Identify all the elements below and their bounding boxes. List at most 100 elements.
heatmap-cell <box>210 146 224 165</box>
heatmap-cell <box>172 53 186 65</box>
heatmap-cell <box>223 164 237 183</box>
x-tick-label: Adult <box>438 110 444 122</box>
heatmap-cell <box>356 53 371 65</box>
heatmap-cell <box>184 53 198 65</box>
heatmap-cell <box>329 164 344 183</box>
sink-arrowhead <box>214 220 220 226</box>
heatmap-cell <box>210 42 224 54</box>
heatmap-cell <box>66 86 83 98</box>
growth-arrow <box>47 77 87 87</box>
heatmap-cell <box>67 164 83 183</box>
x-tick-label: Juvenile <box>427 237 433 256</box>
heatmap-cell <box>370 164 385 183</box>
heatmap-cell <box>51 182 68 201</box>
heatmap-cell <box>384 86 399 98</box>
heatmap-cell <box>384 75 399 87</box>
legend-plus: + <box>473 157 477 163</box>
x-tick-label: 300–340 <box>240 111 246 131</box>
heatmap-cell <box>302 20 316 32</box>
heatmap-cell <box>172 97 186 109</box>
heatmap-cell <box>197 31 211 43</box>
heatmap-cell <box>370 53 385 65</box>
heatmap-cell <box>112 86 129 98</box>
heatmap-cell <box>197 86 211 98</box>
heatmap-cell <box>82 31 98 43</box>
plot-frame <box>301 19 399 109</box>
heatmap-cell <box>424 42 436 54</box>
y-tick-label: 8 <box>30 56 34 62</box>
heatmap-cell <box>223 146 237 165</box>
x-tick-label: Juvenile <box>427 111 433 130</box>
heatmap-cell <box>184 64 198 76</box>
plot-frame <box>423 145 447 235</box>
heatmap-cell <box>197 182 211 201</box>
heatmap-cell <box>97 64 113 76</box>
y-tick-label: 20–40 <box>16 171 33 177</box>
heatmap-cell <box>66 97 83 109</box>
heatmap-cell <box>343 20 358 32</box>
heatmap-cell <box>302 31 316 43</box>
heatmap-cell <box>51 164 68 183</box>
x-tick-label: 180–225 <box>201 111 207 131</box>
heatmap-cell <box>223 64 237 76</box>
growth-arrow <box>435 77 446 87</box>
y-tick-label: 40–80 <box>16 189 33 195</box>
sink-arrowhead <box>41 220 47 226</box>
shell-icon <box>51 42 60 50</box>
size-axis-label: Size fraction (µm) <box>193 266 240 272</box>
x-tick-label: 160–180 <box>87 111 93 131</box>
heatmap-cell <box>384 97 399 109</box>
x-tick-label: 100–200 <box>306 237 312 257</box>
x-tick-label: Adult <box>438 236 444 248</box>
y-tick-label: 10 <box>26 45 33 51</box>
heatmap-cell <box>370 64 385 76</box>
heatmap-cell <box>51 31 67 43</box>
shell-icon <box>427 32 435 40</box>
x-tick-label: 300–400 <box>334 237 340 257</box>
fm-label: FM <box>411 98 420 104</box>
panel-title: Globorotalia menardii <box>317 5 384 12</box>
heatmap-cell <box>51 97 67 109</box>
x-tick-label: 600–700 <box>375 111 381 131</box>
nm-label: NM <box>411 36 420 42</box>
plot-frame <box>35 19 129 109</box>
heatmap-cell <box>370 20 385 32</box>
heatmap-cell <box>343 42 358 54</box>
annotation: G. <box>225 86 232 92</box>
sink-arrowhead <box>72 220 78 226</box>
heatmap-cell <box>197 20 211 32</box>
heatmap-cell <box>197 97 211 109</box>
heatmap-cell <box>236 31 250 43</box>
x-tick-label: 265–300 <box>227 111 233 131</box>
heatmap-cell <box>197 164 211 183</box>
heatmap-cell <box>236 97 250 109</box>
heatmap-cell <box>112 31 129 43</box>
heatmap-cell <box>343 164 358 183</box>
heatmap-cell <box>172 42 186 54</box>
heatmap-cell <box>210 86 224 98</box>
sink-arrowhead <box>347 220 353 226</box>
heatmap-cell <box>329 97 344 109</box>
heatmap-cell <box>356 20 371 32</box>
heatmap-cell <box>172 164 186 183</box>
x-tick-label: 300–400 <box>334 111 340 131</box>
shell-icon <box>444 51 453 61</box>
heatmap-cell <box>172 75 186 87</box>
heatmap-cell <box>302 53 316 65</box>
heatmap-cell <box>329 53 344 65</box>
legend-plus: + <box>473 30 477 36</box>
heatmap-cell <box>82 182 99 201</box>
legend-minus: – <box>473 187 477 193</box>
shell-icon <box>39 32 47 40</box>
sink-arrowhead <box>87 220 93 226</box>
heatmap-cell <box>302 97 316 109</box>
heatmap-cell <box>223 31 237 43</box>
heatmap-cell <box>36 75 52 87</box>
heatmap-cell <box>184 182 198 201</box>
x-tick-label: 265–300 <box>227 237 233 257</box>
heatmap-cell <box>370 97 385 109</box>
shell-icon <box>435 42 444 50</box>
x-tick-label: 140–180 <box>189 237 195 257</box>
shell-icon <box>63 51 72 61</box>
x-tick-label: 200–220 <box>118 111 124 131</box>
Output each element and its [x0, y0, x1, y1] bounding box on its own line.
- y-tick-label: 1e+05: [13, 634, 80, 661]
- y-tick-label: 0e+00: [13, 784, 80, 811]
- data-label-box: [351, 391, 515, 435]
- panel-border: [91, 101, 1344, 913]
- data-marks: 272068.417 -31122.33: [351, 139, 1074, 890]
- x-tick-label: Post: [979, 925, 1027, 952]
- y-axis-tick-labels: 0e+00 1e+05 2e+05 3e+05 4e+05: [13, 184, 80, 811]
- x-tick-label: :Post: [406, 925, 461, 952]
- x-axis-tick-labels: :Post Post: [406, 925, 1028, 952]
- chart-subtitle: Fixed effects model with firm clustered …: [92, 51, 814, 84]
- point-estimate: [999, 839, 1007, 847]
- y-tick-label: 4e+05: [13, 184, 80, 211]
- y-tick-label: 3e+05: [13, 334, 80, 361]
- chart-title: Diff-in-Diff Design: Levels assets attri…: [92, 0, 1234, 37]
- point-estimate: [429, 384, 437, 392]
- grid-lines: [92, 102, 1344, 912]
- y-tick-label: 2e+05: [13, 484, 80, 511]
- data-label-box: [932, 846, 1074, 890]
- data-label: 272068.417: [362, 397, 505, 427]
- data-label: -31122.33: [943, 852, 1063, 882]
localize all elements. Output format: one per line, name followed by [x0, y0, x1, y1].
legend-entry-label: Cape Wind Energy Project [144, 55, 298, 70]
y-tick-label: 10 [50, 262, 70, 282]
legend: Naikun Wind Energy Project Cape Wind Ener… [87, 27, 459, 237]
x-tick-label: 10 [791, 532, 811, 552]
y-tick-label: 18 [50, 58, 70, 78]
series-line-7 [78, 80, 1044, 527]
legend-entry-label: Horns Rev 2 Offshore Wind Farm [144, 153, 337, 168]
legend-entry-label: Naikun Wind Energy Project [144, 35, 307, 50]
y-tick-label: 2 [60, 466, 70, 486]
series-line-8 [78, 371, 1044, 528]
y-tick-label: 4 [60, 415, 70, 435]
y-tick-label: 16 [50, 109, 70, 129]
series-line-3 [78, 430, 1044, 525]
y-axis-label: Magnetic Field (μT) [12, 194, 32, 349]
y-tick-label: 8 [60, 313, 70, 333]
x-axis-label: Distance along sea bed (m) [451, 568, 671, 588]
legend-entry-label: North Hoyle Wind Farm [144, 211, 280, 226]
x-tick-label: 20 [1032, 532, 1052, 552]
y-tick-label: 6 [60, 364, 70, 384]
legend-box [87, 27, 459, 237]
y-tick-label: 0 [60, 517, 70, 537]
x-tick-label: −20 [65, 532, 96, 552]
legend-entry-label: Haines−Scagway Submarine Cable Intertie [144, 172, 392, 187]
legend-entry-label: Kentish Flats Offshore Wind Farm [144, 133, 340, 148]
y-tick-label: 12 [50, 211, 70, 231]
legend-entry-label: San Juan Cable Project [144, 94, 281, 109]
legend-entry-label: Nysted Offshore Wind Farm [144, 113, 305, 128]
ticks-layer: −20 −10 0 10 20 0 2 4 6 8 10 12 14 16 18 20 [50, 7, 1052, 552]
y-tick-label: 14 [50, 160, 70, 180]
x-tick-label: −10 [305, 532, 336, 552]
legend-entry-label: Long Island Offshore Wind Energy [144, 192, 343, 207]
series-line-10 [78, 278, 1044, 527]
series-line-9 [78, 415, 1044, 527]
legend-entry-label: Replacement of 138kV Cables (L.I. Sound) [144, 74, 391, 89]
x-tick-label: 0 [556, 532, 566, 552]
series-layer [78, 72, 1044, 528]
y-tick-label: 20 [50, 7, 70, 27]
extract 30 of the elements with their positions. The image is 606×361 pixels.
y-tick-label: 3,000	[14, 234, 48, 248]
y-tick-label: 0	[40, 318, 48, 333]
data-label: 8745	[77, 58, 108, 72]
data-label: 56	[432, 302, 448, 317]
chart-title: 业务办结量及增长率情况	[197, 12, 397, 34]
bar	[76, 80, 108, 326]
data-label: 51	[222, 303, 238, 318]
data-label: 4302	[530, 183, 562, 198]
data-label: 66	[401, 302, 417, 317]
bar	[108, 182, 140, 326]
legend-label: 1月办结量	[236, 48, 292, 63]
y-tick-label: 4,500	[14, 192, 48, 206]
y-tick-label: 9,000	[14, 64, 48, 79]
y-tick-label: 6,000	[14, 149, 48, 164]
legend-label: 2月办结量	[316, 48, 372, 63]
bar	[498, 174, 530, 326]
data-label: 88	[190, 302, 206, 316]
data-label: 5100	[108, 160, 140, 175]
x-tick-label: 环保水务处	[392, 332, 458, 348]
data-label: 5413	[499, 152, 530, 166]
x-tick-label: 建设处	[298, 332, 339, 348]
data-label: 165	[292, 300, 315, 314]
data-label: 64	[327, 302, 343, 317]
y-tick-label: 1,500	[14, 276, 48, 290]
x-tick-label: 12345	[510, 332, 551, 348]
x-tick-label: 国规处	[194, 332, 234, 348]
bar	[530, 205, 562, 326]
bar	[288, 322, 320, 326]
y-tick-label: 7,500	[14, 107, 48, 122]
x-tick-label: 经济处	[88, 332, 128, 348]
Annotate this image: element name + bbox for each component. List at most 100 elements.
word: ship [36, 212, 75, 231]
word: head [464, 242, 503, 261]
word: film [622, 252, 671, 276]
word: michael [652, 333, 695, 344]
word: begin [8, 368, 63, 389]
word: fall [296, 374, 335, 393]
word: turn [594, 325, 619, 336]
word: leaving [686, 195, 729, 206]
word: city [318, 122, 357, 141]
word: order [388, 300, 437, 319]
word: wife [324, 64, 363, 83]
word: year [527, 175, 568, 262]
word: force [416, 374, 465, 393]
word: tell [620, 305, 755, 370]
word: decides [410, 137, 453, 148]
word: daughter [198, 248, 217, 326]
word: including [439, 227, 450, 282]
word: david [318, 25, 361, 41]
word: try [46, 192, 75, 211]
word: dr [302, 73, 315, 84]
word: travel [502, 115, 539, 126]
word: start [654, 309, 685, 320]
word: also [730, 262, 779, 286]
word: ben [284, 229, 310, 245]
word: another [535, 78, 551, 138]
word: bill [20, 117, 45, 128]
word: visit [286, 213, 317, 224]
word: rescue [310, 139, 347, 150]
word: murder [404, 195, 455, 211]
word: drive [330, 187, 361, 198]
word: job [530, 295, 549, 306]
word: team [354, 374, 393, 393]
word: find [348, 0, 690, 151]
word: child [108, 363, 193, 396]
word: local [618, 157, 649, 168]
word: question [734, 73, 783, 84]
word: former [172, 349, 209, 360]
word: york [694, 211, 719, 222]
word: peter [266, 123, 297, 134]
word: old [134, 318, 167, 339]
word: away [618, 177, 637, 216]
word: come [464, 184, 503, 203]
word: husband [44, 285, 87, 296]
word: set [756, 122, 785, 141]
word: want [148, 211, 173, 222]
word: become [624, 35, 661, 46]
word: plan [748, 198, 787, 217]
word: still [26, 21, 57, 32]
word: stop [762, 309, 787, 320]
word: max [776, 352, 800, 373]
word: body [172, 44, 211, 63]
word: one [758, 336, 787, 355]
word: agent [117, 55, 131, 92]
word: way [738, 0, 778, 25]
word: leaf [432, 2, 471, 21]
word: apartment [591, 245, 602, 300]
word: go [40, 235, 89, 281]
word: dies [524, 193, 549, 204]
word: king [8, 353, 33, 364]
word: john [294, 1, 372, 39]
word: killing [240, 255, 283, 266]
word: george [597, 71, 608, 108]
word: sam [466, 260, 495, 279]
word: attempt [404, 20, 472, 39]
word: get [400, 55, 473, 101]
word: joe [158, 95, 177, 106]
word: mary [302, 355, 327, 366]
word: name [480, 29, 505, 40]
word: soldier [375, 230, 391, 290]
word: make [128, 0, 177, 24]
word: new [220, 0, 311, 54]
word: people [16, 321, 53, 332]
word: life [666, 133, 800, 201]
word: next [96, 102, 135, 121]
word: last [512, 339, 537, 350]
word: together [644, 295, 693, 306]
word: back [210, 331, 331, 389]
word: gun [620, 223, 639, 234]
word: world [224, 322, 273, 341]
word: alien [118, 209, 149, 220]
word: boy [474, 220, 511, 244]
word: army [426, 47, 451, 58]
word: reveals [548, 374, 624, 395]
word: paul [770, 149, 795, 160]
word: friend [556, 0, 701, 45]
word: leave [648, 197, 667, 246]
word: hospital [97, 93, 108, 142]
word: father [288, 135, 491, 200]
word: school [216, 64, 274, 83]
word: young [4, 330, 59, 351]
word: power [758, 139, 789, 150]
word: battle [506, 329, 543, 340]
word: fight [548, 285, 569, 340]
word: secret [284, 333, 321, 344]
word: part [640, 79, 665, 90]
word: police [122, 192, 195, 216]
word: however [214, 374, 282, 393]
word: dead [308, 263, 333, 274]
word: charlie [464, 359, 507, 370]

TASK DETAILS =>
Rewrite the part of the items that opens at the very start and closes with the line containing "x-tick-label: Juvenile <box>427 237", replacing "heatmap-cell" with "grid-cell" and leaving everything else unchanged.

SOLUTION TO THE PROBLEM =>
Identify all the elements below and their bounding boxes. List at most 100 elements.
grid-cell <box>210 146 224 165</box>
grid-cell <box>172 53 186 65</box>
grid-cell <box>223 164 237 183</box>
x-tick-label: Adult <box>438 110 444 122</box>
grid-cell <box>356 53 371 65</box>
grid-cell <box>184 53 198 65</box>
grid-cell <box>329 164 344 183</box>
sink-arrowhead <box>214 220 220 226</box>
grid-cell <box>210 42 224 54</box>
grid-cell <box>66 86 83 98</box>
growth-arrow <box>47 77 87 87</box>
grid-cell <box>67 164 83 183</box>
x-tick-label: Juvenile <box>427 237 433 256</box>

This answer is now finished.